**Input**

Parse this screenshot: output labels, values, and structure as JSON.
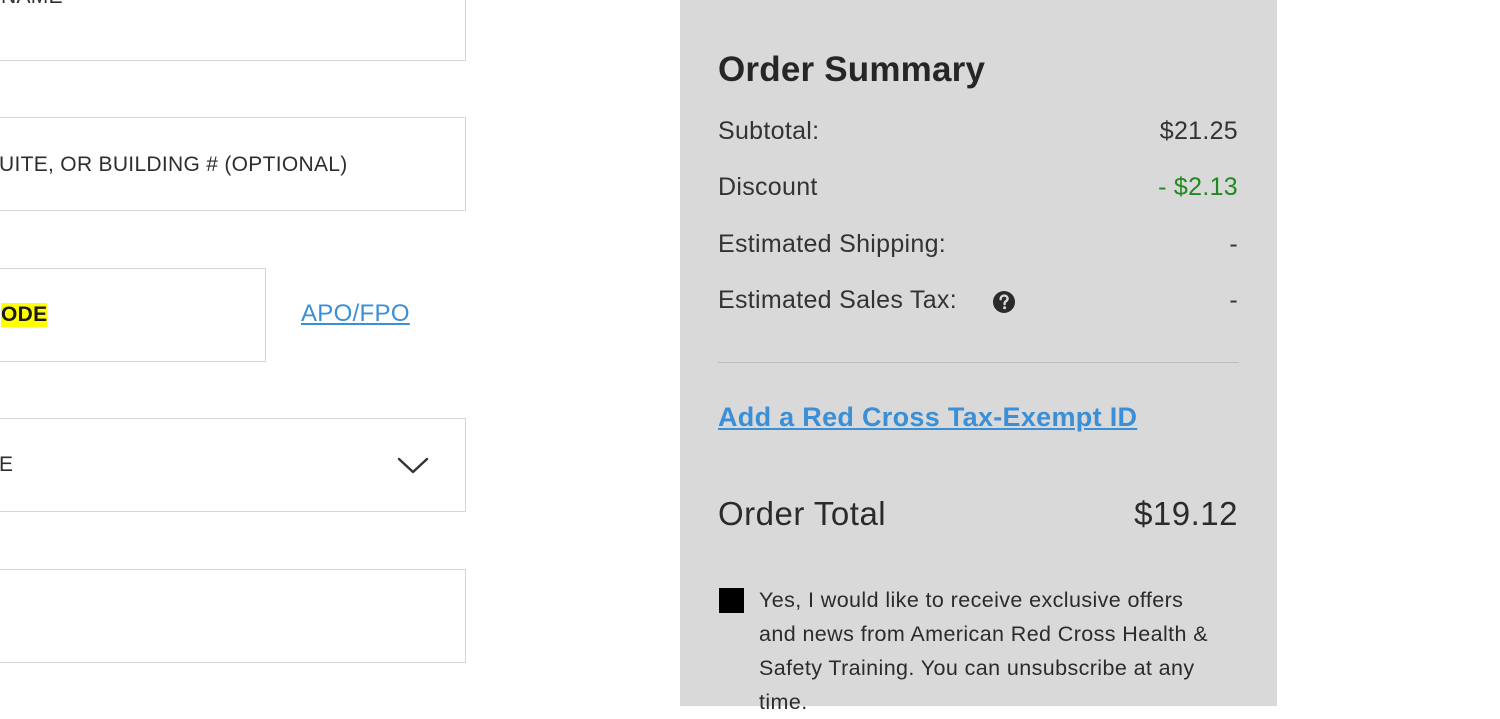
{
  "form": {
    "name_field": {
      "placeholder": "NAME"
    },
    "address2_field": {
      "placeholder": "UITE, OR BUILDING # (OPTIONAL)"
    },
    "zip_field": {
      "placeholder": "ODE"
    },
    "apo_link": "APO/FPO",
    "state_select": {
      "visible_text": "E"
    },
    "phone_field": {
      "placeholder": ""
    }
  },
  "summary": {
    "title": "Order Summary",
    "subtotal": {
      "label": "Subtotal:",
      "value": "$21.25"
    },
    "discount": {
      "label": "Discount",
      "value": "- $2.13"
    },
    "shipping": {
      "label": "Estimated Shipping:",
      "value": "-"
    },
    "tax": {
      "label": "Estimated Sales Tax:",
      "value": "-",
      "icon": "question-circle-icon"
    },
    "tax_exempt_link": "Add a Red Cross Tax-Exempt ID",
    "total": {
      "label": "Order Total",
      "value": "$19.12"
    },
    "optin_text": "Yes, I would like to receive exclusive offers and news from American Red Cross Health & Safety Training. You can unsubscribe at any time."
  },
  "colors": {
    "link": "#3a8fd6",
    "discount": "#1e8a1e",
    "panel_background": "#d9d9d9",
    "highlight": "#ffff00"
  }
}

**Task statement**
Return all of the data exactly as written, and drop the pictures.

**Full output**
Parse this screenshot: output labels, values, and structure as JSON.
{
  "form": {
    "name_field": {
      "placeholder": "NAME"
    },
    "address2_field": {
      "placeholder": "UITE, OR BUILDING # (OPTIONAL)"
    },
    "zip_field": {
      "placeholder": "ODE"
    },
    "apo_link": "APO/FPO",
    "state_select": {
      "visible_text": "E"
    },
    "phone_field": {
      "placeholder": ""
    }
  },
  "summary": {
    "title": "Order Summary",
    "subtotal": {
      "label": "Subtotal:",
      "value": "$21.25"
    },
    "discount": {
      "label": "Discount",
      "value": "- $2.13"
    },
    "shipping": {
      "label": "Estimated Shipping:",
      "value": "-"
    },
    "tax": {
      "label": "Estimated Sales Tax:",
      "value": "-",
      "icon": "question-circle-icon"
    },
    "tax_exempt_link": "Add a Red Cross Tax-Exempt ID",
    "total": {
      "label": "Order Total",
      "value": "$19.12"
    },
    "optin_text": "Yes, I would like to receive exclusive offers and news from American Red Cross Health & Safety Training. You can unsubscribe at any time."
  },
  "colors": {
    "link": "#3a8fd6",
    "discount": "#1e8a1e",
    "panel_background": "#d9d9d9",
    "highlight": "#ffff00"
  }
}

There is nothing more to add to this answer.